■ Exercise prompt
State how many lines of the entries hold the string "revenue". Reply with the number alone.

Collection entries:
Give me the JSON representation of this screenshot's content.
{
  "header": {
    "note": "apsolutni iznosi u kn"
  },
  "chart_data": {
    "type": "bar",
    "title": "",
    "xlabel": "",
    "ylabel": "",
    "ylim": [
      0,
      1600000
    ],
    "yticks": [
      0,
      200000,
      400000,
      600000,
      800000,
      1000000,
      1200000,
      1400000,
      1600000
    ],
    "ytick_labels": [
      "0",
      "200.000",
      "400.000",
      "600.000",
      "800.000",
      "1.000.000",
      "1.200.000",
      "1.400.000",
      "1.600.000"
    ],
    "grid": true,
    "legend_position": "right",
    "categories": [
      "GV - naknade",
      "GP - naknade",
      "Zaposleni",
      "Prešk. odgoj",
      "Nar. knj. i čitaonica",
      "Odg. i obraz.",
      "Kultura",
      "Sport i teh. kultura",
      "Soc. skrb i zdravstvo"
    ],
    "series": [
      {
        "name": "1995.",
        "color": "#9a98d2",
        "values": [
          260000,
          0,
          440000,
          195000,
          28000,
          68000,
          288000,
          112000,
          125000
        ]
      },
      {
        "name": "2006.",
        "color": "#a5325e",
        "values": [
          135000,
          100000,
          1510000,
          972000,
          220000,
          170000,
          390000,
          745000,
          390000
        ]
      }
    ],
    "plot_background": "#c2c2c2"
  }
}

---

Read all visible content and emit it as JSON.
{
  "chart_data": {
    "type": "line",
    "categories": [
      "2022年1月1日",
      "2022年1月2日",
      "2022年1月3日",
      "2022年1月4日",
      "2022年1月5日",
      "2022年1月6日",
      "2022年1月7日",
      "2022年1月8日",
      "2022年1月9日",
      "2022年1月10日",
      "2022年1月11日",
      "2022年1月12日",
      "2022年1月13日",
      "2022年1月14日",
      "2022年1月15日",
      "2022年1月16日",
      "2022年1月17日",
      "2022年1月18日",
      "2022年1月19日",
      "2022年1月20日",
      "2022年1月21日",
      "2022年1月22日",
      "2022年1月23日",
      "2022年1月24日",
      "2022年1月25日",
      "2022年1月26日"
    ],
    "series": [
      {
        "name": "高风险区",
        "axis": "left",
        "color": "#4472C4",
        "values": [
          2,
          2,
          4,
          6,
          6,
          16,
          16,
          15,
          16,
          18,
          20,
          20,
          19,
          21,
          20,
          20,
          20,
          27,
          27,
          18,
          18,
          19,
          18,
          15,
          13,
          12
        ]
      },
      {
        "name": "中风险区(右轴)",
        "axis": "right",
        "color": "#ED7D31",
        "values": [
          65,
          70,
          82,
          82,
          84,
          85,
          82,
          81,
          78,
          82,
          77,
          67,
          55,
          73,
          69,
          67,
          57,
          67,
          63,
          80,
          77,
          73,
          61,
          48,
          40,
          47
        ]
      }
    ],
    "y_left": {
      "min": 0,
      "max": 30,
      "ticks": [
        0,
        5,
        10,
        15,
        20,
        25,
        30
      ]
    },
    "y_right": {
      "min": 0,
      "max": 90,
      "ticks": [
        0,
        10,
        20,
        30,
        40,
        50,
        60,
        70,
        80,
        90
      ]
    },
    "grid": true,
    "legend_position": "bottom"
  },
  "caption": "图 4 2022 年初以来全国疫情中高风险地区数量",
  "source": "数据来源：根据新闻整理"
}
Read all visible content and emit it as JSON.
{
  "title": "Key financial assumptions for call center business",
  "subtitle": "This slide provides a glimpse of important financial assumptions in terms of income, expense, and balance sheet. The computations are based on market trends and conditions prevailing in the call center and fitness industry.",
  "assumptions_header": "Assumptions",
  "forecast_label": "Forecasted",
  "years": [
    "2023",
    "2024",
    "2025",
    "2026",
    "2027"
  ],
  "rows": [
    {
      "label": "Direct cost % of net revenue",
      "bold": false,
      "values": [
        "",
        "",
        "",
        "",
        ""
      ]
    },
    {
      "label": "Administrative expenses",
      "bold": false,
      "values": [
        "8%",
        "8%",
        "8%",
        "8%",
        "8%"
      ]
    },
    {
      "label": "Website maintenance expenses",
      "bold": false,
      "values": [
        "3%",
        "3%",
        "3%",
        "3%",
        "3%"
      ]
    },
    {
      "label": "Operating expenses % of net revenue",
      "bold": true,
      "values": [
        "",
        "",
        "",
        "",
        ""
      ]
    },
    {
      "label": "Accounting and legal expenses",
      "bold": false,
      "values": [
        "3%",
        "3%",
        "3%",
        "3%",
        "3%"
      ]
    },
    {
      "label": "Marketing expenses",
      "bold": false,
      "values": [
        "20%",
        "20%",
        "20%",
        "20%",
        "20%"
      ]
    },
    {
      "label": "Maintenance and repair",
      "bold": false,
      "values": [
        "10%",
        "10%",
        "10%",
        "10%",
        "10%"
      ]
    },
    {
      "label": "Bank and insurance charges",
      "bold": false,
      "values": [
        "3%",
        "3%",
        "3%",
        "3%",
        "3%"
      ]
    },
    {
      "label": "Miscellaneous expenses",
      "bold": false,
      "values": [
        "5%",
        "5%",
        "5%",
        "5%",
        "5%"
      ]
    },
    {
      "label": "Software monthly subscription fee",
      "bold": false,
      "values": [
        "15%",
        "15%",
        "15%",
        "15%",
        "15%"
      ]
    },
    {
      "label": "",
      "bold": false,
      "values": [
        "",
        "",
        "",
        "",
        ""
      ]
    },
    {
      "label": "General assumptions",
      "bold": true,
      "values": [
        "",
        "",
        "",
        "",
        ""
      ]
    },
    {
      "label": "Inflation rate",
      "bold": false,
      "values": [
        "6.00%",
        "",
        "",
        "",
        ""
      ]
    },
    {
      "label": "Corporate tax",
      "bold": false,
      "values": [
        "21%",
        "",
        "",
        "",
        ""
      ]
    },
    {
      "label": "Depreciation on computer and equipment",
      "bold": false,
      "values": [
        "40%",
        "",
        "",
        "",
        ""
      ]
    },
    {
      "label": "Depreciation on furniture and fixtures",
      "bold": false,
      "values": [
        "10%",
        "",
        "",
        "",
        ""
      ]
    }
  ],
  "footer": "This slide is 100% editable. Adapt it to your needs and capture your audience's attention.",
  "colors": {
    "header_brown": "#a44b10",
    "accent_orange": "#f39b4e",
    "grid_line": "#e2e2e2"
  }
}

■ Expected output
2